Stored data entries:
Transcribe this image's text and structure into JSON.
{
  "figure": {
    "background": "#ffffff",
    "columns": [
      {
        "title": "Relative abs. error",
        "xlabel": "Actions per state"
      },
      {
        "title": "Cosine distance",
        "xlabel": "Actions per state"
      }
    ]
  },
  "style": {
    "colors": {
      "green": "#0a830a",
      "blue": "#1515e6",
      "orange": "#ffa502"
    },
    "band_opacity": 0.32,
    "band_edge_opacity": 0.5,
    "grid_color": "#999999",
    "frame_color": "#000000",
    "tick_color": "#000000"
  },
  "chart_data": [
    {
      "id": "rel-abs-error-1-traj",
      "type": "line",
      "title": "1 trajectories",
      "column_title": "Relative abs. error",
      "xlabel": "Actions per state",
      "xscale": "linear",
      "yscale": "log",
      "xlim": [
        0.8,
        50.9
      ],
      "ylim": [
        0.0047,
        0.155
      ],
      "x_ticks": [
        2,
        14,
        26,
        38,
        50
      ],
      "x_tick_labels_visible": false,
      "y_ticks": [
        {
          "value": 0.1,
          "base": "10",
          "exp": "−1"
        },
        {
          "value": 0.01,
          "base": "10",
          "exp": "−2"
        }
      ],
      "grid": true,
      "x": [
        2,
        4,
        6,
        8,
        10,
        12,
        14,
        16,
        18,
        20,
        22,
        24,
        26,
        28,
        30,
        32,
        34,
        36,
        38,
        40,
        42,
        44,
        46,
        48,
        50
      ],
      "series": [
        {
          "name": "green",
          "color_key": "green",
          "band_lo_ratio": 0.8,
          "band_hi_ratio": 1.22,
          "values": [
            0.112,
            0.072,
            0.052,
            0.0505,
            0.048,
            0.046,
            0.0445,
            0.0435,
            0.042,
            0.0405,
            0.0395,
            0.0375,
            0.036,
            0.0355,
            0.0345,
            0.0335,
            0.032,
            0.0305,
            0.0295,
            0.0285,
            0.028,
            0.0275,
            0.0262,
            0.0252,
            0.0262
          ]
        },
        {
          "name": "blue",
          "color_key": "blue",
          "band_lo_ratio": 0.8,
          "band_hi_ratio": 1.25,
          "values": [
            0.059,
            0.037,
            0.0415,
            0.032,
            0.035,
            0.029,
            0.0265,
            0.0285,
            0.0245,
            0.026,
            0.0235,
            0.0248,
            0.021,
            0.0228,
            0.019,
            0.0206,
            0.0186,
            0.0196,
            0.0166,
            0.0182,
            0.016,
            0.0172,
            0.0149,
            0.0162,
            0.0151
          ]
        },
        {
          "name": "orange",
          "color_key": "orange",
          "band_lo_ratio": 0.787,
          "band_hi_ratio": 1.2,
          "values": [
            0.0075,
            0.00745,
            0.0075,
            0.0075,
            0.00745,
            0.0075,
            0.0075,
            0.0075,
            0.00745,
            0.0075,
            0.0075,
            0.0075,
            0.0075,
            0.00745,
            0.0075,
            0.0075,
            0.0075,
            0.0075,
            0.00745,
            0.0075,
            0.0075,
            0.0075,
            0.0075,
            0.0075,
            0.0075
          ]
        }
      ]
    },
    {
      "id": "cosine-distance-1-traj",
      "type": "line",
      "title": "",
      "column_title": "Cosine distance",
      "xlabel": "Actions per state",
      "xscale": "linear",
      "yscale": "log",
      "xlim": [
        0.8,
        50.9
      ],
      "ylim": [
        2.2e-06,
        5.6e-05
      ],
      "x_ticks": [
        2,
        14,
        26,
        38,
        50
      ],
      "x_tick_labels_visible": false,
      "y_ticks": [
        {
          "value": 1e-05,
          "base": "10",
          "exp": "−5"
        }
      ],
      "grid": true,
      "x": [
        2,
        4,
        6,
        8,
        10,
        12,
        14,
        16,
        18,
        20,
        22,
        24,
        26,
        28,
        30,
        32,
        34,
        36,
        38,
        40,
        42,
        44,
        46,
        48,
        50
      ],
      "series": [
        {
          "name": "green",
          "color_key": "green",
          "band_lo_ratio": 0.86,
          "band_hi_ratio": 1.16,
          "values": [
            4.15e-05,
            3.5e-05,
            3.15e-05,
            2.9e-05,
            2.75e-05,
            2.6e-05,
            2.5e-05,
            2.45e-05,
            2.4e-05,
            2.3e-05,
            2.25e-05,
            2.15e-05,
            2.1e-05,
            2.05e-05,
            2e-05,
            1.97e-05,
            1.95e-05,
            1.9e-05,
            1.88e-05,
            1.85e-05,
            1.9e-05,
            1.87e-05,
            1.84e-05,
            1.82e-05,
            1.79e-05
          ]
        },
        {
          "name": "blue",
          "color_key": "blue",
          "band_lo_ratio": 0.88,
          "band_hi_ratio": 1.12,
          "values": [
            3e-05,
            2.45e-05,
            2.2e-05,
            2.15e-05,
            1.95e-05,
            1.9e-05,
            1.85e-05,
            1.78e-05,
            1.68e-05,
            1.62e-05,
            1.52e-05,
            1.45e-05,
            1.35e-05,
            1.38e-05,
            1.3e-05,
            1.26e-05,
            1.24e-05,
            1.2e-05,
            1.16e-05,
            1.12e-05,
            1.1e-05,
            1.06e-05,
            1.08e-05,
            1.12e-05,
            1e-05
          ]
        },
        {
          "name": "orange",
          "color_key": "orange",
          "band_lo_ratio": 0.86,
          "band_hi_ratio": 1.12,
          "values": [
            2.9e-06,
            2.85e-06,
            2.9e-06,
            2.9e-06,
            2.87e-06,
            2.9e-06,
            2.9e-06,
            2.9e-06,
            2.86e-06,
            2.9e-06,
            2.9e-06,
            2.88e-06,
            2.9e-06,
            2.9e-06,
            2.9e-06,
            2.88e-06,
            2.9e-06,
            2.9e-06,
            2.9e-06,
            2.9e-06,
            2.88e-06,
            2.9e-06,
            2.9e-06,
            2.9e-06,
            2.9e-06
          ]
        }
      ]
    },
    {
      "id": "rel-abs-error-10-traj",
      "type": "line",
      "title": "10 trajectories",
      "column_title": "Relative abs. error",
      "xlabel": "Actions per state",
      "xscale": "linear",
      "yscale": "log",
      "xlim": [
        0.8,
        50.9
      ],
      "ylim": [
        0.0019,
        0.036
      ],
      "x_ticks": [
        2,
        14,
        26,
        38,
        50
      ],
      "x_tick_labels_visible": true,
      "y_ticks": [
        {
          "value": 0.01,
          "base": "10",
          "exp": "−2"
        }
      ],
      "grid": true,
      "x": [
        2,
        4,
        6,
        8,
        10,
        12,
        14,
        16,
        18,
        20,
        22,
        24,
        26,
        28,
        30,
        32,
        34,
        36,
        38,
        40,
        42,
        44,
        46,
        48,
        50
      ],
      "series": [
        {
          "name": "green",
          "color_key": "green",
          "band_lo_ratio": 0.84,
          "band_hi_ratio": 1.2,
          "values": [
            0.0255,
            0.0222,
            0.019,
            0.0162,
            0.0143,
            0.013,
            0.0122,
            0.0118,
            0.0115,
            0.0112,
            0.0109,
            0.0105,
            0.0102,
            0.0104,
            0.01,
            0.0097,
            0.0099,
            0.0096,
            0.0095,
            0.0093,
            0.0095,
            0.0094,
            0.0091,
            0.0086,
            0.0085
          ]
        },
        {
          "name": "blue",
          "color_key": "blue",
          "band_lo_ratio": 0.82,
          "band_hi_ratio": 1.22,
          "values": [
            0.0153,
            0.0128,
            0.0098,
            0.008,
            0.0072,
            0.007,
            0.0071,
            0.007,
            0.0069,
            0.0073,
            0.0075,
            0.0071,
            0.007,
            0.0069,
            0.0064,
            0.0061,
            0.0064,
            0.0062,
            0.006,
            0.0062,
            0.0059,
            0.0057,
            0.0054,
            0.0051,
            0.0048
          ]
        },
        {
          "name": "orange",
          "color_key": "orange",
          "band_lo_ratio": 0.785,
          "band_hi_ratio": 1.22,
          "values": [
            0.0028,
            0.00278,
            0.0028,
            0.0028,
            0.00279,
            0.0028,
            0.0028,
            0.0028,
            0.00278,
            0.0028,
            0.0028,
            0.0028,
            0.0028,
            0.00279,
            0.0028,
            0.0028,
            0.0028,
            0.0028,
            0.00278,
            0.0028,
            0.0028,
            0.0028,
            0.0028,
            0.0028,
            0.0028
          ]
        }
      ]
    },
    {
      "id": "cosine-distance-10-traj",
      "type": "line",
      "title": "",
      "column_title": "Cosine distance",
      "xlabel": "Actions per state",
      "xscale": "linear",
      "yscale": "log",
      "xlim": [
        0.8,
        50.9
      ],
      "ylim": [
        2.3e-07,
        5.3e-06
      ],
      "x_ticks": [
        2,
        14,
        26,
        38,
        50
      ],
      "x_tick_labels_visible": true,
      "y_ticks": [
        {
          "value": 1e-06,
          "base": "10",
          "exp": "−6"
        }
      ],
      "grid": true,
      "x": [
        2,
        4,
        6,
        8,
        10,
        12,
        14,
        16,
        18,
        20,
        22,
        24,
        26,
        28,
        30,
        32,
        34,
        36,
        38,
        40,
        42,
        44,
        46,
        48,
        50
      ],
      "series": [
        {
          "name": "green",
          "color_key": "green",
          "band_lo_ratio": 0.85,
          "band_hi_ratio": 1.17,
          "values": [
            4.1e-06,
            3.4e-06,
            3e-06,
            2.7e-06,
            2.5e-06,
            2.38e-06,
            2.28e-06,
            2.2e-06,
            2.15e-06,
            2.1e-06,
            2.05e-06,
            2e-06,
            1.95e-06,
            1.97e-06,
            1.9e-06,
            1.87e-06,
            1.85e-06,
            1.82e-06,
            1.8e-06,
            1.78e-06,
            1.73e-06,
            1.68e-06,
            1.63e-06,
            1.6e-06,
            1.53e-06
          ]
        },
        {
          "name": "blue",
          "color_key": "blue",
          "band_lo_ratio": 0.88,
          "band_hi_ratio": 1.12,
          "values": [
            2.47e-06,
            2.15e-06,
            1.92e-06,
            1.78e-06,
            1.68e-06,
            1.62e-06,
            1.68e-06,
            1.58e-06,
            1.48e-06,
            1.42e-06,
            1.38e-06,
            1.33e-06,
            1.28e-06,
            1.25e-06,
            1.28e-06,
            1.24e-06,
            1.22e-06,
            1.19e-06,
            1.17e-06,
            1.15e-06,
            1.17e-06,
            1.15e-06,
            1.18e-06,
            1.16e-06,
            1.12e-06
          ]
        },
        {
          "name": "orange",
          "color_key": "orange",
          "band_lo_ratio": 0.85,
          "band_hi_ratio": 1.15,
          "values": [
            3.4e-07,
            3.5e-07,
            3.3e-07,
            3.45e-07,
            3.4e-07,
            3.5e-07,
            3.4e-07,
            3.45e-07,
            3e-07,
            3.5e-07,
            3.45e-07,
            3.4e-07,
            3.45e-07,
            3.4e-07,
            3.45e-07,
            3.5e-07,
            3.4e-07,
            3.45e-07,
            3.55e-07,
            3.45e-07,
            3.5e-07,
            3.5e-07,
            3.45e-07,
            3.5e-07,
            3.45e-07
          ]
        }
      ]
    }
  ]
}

TASK PROMPT
Out of the material above, gather each line where "distance" appears.

FINAL ANSWER
        "title": "Cosine distance",
      "id": "cosine-distance-1-traj",
      "column_title": "Cosine distance",
      "id": "cosine-distance-10-traj",
      "column_title": "Cosine distance",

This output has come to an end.